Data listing
|---|

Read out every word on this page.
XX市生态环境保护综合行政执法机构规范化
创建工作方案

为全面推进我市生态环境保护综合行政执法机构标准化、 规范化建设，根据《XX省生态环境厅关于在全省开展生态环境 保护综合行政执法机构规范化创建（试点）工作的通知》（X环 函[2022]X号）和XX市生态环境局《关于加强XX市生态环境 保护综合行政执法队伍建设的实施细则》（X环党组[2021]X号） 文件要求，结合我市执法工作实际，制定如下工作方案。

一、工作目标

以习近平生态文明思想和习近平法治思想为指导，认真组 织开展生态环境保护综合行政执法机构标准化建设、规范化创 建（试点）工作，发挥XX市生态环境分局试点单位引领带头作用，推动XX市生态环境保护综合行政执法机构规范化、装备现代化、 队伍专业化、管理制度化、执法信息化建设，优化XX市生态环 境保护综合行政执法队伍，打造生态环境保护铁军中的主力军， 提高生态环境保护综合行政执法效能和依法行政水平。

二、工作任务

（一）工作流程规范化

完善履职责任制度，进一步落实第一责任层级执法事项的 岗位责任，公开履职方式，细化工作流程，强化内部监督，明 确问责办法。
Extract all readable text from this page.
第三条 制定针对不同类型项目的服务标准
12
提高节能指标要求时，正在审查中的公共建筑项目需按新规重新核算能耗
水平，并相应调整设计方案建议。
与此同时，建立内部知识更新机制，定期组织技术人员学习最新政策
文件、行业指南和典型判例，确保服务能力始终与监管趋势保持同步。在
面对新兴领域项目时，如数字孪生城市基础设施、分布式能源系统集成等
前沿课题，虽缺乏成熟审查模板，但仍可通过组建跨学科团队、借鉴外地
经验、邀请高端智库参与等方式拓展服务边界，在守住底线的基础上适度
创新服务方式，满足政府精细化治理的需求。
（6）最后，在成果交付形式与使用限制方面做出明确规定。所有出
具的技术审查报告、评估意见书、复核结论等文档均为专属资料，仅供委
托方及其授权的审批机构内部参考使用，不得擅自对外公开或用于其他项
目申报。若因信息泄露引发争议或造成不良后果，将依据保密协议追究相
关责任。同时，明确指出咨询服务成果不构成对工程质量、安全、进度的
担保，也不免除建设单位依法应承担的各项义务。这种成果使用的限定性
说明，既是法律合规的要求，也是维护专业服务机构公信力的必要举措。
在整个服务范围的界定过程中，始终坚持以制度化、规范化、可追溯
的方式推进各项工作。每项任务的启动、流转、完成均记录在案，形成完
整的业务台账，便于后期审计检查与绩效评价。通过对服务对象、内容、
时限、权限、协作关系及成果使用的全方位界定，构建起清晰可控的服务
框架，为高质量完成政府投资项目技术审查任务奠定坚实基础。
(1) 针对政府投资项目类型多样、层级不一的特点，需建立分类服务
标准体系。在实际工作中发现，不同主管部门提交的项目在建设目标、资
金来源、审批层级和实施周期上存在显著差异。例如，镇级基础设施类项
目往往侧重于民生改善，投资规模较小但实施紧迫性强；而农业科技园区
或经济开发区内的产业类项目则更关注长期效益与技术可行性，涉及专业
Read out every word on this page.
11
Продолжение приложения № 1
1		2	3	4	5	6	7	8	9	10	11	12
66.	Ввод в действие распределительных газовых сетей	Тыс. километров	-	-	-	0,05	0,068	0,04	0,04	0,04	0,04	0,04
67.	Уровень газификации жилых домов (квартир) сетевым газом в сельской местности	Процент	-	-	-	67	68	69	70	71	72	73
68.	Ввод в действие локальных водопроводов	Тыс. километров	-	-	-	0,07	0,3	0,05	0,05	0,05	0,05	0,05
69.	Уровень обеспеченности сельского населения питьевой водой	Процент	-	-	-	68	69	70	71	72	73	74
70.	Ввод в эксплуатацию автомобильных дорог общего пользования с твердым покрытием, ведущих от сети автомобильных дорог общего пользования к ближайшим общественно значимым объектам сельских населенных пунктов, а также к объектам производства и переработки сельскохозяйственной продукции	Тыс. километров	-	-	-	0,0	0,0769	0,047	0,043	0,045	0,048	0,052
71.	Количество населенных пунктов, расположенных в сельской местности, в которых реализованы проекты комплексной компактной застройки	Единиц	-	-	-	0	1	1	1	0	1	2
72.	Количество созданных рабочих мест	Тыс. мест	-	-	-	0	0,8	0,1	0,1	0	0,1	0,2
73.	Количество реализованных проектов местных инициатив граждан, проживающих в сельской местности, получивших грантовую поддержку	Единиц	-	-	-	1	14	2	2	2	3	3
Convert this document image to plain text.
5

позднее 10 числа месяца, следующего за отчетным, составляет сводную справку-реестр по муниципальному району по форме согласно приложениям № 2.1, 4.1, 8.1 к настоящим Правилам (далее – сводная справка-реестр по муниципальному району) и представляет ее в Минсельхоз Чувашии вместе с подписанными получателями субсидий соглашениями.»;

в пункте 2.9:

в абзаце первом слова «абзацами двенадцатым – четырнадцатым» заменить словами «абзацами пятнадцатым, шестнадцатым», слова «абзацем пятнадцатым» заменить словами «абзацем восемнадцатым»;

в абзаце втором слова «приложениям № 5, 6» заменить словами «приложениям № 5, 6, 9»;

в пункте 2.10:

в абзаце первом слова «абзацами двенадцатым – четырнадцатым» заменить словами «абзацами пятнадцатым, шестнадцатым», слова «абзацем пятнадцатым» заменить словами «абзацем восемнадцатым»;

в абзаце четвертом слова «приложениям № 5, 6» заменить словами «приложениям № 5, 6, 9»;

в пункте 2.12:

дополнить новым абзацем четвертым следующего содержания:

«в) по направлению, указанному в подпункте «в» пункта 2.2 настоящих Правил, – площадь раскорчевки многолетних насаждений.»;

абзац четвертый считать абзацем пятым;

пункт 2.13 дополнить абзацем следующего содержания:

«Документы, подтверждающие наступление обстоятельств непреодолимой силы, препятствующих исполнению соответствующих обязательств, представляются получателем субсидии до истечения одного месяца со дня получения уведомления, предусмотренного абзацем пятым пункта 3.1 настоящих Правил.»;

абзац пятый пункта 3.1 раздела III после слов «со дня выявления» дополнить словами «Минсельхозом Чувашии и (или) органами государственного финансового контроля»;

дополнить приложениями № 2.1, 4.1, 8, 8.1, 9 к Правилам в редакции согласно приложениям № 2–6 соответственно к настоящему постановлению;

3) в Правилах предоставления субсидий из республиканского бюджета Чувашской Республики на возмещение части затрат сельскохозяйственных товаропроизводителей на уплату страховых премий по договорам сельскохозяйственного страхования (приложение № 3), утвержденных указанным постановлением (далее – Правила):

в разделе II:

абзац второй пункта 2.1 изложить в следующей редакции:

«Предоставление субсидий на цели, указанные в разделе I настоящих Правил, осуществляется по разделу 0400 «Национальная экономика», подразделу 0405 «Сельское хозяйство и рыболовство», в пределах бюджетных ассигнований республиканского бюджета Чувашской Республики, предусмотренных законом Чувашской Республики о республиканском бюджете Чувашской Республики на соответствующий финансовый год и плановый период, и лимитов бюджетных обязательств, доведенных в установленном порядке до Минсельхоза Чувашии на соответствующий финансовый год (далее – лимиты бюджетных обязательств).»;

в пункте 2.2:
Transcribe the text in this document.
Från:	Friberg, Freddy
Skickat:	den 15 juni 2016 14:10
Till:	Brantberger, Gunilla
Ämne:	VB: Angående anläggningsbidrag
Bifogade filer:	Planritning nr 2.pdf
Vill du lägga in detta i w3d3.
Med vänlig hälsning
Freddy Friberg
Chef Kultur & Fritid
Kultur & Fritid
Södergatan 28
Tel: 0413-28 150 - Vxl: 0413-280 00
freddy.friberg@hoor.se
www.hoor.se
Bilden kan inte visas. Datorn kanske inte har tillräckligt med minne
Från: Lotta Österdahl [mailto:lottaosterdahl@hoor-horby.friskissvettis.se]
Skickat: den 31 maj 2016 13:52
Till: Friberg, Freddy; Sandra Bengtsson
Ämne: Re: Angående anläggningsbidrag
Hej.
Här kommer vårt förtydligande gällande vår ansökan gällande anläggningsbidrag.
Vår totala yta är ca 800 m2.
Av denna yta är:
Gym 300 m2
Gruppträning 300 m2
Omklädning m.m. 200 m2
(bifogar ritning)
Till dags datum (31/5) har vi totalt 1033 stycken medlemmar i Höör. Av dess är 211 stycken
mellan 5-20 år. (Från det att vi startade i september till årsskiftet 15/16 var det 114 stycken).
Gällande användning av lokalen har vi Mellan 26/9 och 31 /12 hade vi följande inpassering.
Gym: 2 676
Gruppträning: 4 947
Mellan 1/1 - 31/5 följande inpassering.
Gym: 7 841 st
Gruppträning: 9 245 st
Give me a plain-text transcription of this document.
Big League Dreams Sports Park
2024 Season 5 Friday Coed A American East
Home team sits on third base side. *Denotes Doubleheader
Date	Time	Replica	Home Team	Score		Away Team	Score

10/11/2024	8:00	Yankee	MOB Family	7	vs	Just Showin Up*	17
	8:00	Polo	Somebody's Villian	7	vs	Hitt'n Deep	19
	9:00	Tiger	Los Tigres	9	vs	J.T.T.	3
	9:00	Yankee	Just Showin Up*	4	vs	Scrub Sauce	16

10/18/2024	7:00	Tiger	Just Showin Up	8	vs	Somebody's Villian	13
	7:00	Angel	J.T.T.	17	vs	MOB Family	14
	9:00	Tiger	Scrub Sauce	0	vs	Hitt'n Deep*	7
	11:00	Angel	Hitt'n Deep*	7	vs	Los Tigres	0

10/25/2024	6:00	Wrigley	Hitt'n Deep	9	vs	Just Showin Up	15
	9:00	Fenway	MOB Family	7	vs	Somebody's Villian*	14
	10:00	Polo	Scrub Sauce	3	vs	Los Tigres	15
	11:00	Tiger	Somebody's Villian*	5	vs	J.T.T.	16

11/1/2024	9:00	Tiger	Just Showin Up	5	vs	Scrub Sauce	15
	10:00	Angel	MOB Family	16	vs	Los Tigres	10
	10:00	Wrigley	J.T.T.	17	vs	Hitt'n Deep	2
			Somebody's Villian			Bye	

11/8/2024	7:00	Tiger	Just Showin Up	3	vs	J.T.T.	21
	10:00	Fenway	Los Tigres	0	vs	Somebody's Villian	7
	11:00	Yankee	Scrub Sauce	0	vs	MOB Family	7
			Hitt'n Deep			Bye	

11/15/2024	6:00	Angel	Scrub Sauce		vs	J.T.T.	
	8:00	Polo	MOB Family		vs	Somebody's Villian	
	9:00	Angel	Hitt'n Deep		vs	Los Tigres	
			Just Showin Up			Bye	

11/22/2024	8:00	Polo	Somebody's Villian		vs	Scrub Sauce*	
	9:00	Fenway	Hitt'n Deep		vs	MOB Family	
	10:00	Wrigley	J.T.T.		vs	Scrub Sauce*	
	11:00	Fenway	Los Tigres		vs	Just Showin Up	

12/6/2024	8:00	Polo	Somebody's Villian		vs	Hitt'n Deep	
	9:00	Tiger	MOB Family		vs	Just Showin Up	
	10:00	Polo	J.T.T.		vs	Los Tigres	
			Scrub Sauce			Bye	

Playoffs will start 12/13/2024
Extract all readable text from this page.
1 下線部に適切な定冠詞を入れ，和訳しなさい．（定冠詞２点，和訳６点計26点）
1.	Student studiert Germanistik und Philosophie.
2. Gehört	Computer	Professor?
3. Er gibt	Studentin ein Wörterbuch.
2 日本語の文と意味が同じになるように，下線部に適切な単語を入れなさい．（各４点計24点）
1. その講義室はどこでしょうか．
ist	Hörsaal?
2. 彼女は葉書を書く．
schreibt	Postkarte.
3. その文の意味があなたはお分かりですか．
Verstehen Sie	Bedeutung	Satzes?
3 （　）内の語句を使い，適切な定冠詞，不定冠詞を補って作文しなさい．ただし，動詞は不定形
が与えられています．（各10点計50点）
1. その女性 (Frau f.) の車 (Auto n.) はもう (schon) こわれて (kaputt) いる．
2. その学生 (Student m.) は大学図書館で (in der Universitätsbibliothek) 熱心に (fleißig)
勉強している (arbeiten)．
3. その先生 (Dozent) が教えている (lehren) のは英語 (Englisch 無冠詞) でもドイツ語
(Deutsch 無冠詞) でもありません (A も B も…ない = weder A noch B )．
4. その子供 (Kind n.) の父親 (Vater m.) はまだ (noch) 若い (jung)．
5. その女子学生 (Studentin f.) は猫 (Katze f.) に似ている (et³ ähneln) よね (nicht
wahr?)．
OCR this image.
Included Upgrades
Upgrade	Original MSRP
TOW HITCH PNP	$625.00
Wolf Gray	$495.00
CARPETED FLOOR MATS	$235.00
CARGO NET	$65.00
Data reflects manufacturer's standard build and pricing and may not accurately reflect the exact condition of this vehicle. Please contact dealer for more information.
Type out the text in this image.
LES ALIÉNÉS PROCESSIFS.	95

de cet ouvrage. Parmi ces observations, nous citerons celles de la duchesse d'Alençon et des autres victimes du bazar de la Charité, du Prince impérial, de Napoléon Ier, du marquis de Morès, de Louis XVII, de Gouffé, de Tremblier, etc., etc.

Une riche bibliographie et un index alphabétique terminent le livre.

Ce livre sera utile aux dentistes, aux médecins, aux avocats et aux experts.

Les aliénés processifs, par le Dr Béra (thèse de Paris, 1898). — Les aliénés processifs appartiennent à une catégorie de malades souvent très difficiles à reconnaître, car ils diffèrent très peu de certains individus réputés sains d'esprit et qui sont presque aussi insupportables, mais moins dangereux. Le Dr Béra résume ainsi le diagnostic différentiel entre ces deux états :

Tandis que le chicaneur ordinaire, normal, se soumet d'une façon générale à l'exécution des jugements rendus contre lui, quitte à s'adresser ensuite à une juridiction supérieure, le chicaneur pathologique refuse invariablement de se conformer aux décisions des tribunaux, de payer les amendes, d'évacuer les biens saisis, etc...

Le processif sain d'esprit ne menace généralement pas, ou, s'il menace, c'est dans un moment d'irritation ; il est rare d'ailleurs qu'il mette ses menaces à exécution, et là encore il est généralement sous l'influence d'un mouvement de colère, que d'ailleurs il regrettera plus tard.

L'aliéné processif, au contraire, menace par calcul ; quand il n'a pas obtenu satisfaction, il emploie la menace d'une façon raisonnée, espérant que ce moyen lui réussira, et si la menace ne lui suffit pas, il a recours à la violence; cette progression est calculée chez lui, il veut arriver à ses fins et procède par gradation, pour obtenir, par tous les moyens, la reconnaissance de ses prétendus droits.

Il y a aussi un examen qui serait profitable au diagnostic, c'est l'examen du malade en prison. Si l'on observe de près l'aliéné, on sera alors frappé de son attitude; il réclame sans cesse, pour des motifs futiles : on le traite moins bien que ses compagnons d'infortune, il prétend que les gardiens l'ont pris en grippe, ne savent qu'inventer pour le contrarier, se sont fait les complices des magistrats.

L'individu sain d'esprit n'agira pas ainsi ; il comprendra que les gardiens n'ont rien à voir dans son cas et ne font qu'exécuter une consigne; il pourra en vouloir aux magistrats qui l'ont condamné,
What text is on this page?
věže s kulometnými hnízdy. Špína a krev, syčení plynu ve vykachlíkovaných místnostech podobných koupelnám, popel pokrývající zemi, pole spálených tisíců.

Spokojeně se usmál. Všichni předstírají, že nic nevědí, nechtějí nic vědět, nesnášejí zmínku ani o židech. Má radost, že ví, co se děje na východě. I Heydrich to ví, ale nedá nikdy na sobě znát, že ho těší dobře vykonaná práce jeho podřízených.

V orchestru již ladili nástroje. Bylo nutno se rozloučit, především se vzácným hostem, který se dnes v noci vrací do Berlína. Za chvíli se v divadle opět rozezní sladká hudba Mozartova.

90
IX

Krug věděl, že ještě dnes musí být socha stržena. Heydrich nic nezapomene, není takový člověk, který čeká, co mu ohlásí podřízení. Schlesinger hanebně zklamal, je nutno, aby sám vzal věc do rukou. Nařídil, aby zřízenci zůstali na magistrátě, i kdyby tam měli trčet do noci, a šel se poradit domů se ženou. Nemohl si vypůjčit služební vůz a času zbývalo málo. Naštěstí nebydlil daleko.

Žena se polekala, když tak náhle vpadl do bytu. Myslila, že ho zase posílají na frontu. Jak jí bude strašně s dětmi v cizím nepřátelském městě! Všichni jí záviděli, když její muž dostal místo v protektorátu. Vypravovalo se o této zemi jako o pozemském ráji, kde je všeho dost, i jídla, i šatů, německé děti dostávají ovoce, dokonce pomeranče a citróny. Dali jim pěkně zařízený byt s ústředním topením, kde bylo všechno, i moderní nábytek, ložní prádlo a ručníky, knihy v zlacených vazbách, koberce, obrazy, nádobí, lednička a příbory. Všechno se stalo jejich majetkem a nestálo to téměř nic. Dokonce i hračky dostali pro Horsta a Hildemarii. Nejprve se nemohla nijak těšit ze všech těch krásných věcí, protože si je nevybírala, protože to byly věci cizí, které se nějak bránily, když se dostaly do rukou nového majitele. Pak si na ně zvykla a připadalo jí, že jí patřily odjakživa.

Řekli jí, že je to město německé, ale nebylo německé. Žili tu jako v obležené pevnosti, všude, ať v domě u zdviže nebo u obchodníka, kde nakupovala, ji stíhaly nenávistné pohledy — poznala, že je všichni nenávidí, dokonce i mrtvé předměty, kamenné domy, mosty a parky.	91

|---|

Filter the records above and return every line that holds the word "пунктов".

70.	Ввод в эксплуатацию автомобильных дорог общего пользования с твердым покрытием, ведущих от сети автомобильных дорог общего пользования к ближайшим общественно значимым объектам сельских населенных пунктов, а также к объектам производства и переработки сельскохозяйственной продукции	Тыс. километров	-	-	-	0,0	0,0769	0,047	0,043	0,045	0,048	0,052
71.	Количество населенных пунктов, расположенных в сельской местности, в которых реализованы проекты комплексной компактной застройки	Единиц	-	-	-	0	1	1	1	0	1	2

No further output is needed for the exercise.